◆ Instructions to follow ◆
Go through the material and pull out every line with the string "name" in it.

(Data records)
——————
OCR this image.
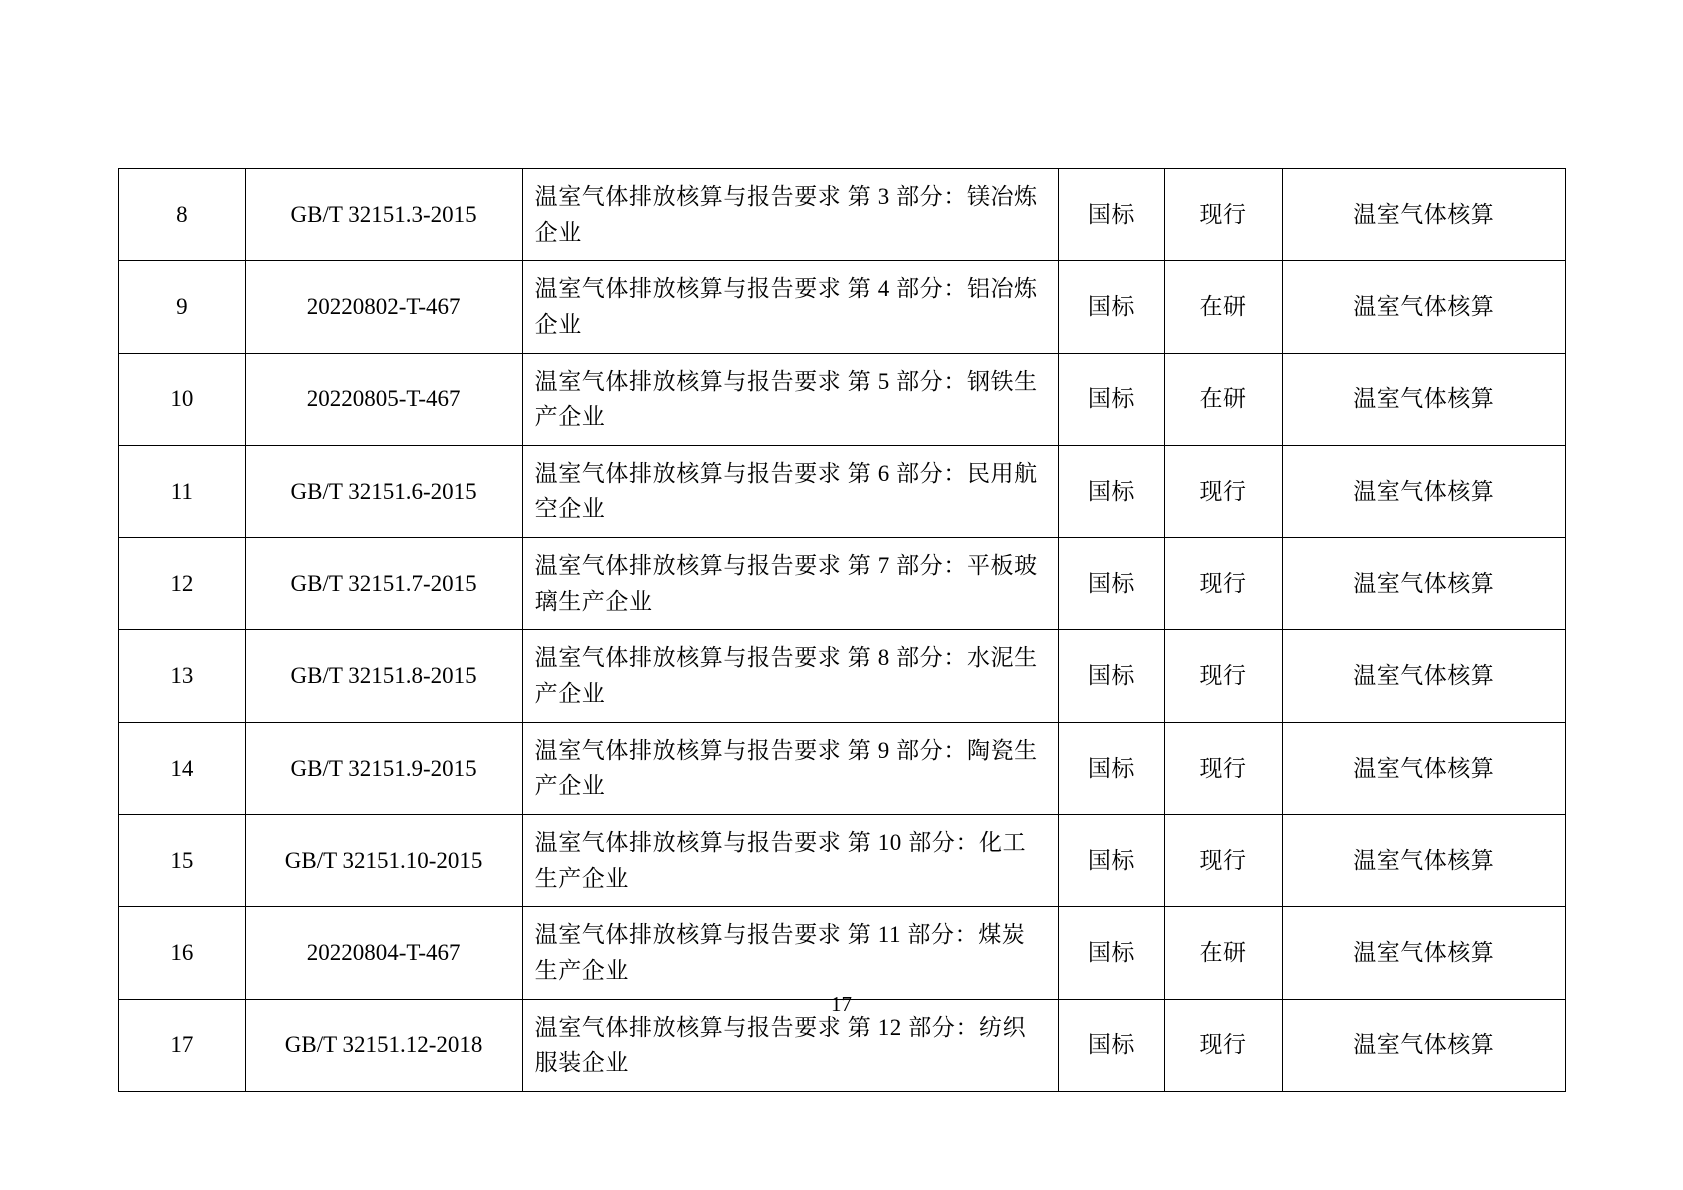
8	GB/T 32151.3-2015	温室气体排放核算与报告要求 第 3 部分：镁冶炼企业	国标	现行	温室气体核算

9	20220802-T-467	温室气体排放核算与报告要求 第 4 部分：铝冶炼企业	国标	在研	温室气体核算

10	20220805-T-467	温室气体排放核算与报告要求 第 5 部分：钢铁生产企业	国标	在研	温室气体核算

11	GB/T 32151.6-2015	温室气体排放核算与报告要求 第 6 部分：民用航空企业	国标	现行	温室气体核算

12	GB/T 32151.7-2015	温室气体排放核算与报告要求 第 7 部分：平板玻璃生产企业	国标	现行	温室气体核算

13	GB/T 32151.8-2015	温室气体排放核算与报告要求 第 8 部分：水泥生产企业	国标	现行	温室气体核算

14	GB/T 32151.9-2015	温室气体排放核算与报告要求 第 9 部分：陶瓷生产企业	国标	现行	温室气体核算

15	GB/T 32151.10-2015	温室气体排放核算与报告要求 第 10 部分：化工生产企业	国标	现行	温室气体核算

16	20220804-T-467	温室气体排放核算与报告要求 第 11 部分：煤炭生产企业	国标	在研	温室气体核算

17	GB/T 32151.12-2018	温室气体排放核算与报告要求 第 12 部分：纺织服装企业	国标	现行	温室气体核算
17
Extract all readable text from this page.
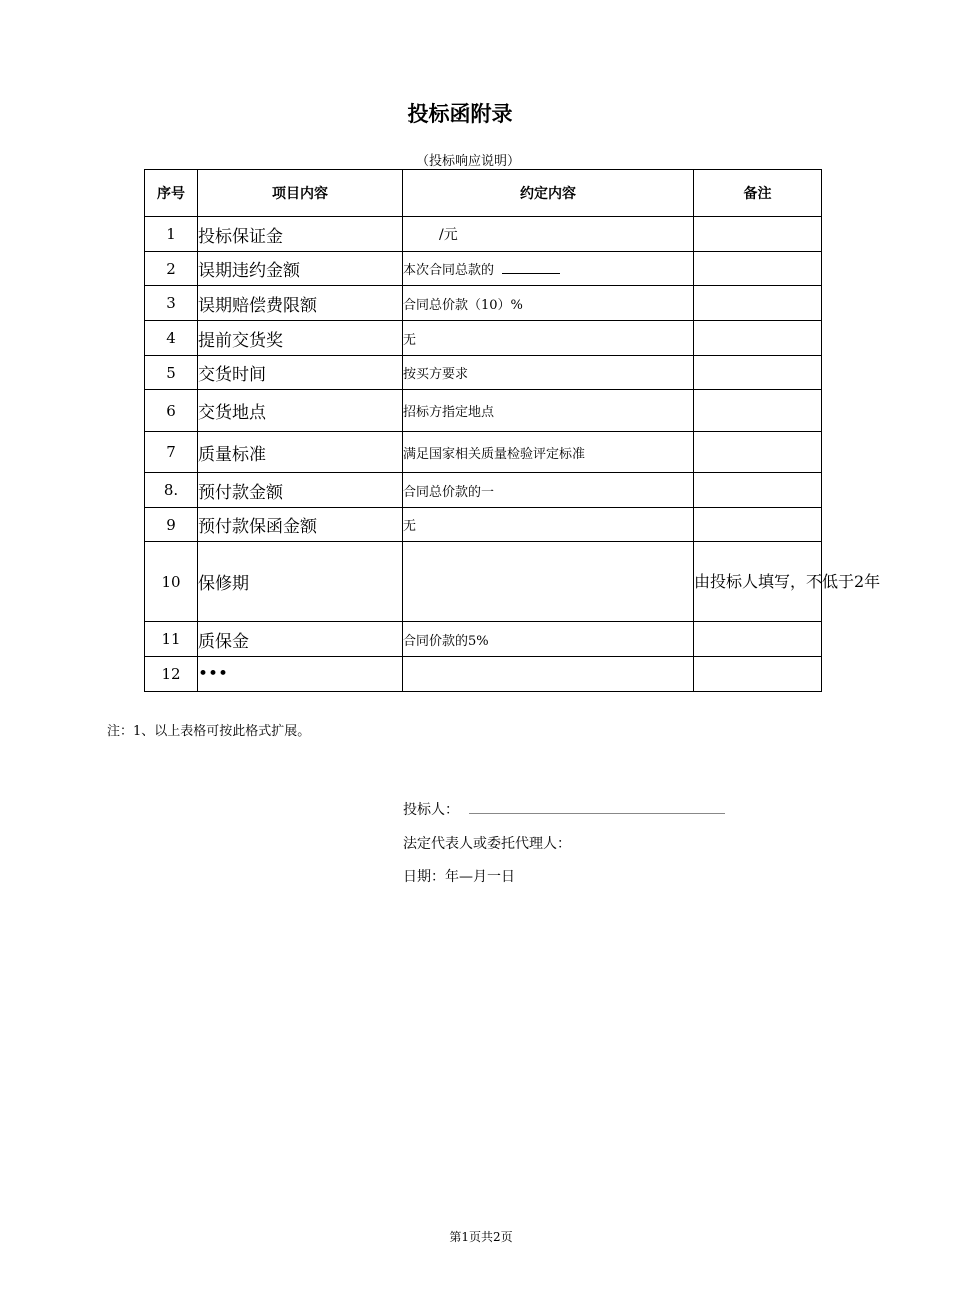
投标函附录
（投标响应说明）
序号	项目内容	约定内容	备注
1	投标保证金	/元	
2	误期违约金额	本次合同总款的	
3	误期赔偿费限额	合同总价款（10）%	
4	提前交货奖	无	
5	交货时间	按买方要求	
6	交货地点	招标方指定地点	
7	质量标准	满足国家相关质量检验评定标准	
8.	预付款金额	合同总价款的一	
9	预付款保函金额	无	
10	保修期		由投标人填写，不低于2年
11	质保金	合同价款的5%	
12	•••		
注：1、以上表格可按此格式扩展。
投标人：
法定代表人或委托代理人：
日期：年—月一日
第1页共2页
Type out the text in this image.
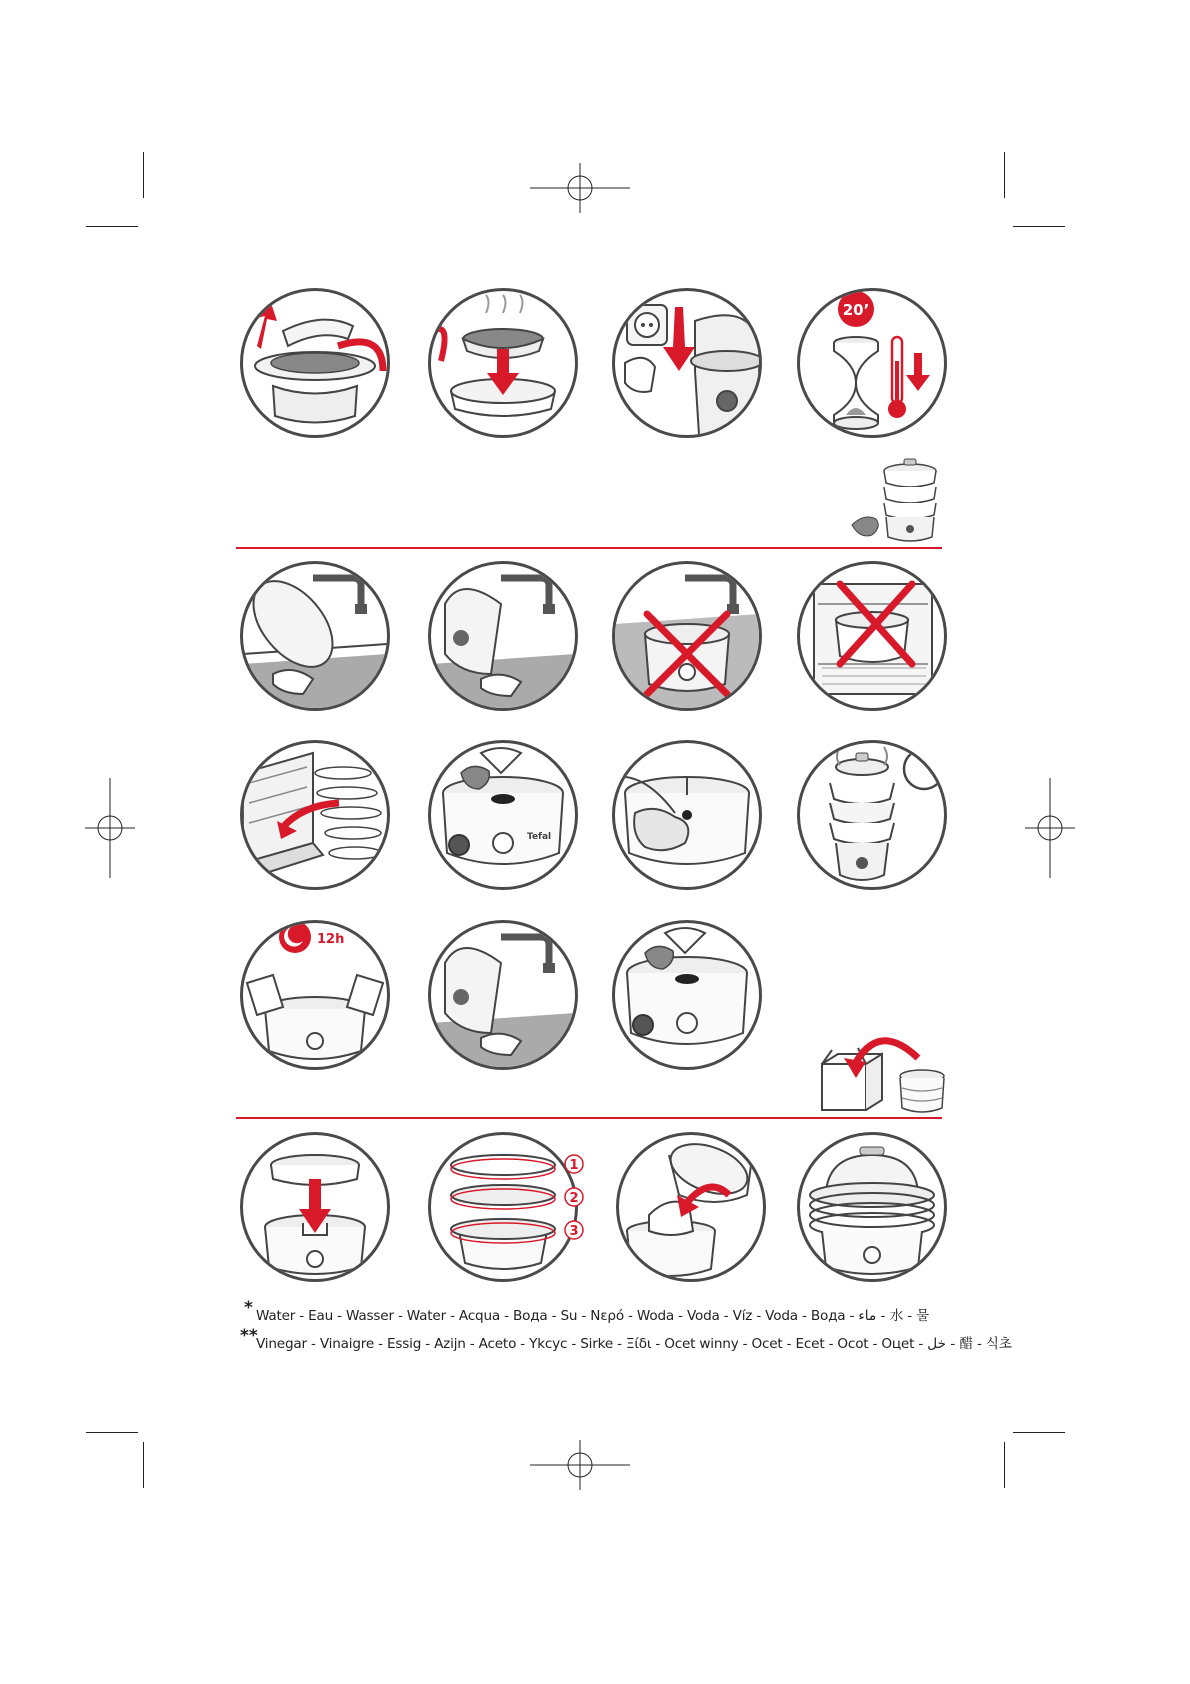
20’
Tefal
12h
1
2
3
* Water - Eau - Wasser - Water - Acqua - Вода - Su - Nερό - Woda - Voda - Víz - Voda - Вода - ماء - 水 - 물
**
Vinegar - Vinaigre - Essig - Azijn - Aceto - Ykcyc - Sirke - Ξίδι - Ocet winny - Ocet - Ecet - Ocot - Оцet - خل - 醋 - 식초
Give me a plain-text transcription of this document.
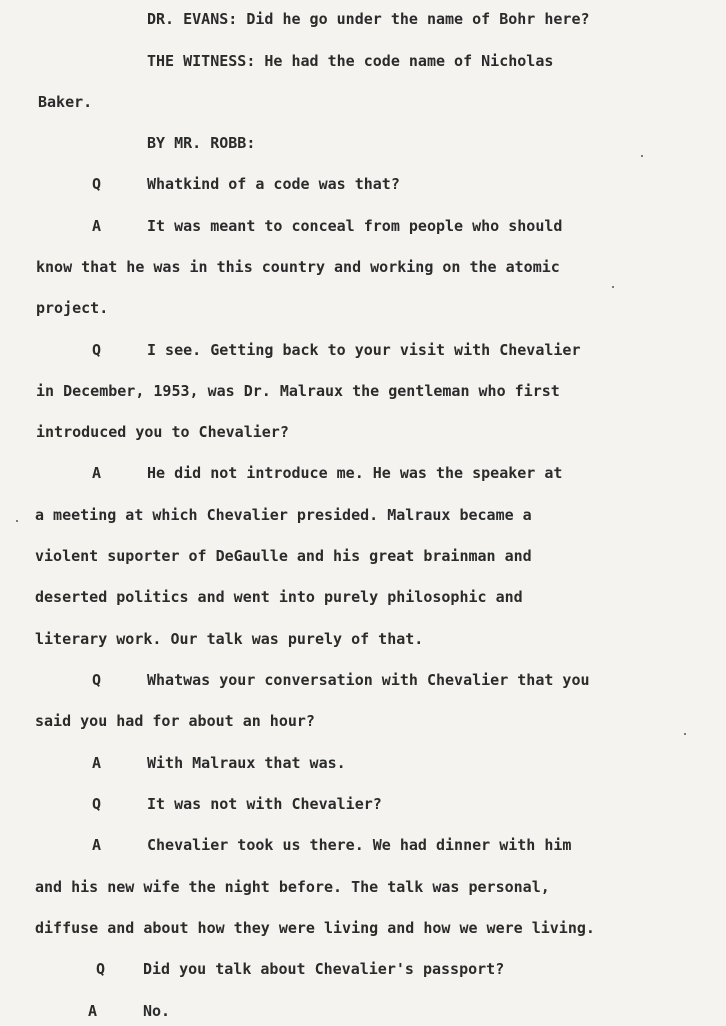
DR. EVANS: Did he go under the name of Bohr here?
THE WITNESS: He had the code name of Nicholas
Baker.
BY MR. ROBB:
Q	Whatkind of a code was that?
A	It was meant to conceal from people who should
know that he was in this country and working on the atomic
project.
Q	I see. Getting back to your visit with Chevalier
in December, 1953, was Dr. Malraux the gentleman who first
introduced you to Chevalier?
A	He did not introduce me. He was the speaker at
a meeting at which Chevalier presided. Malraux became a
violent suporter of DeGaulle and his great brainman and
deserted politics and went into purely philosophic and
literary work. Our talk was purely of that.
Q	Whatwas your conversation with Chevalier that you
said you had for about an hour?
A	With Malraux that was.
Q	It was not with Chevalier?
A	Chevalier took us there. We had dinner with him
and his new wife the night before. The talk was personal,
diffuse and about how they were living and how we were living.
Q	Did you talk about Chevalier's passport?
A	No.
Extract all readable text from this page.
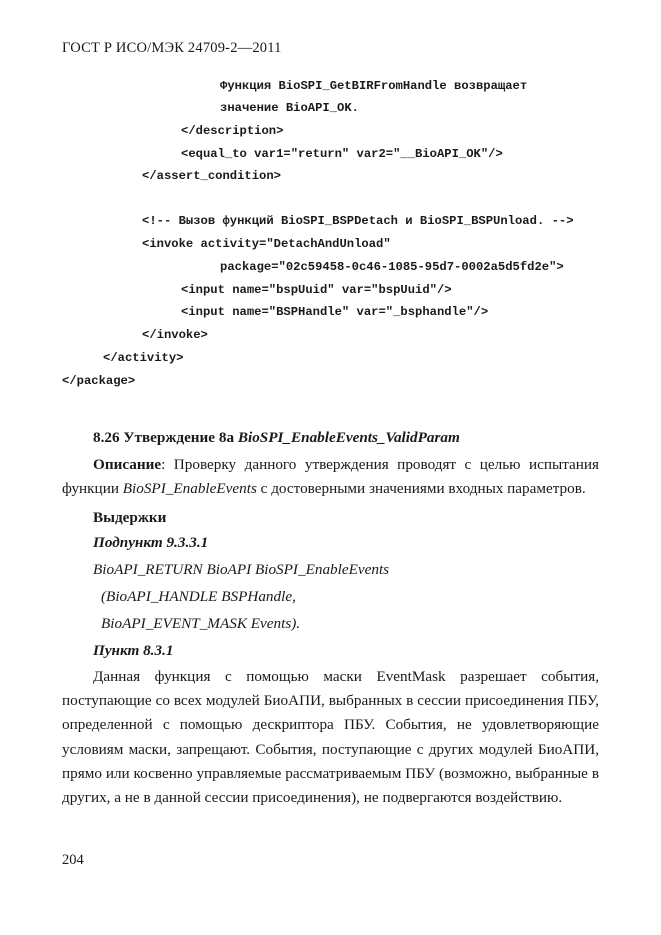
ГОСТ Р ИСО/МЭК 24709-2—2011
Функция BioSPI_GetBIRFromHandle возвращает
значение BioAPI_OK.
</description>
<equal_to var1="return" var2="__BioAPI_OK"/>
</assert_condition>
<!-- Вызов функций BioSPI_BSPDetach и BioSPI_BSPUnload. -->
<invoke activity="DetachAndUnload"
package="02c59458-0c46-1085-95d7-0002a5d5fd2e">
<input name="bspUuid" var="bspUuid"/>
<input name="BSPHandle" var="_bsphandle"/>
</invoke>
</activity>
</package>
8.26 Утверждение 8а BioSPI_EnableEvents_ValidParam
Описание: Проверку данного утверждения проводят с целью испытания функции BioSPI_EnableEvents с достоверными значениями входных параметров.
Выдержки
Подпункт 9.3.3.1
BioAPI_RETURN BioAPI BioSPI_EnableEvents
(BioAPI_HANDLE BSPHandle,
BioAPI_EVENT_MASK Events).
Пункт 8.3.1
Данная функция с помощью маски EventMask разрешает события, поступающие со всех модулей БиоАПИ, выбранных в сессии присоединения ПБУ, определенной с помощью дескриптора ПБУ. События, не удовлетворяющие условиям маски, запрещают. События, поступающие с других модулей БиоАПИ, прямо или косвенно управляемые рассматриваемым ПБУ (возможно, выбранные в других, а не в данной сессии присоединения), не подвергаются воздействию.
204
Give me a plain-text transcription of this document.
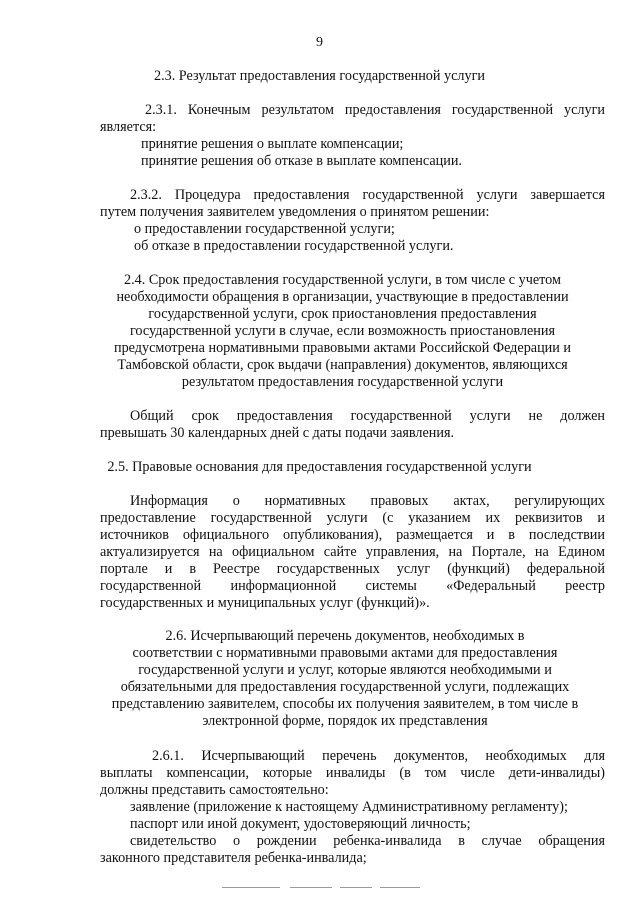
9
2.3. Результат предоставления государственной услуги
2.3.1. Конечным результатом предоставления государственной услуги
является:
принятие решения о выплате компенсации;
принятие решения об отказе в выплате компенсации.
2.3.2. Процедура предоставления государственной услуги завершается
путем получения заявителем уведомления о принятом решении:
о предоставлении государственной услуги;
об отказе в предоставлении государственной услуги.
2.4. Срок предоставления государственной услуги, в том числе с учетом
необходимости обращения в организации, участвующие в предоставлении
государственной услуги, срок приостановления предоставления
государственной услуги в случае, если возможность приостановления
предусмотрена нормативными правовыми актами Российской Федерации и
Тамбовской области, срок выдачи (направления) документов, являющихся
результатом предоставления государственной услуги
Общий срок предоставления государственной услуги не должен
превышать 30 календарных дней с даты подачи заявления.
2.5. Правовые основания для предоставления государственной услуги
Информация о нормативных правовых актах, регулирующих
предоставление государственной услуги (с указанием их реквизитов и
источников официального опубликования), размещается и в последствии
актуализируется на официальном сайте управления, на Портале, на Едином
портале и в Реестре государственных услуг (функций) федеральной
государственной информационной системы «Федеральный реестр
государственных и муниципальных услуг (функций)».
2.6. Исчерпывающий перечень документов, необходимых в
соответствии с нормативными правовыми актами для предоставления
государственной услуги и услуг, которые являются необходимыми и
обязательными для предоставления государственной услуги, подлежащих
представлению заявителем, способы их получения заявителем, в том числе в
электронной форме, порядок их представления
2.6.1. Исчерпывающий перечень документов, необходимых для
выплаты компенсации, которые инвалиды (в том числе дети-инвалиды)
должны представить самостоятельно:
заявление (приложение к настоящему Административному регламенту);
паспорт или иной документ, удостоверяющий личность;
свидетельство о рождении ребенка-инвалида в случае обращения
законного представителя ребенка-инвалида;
——————
◆ Task output ◆
DR. EVANS: Did he go under the name of Bohr here?
THE WITNESS: He had the code name of Nicholas
<input name="bspUuid" var="bspUuid"/>
<input name="BSPHandle" var="_bsphandle"/>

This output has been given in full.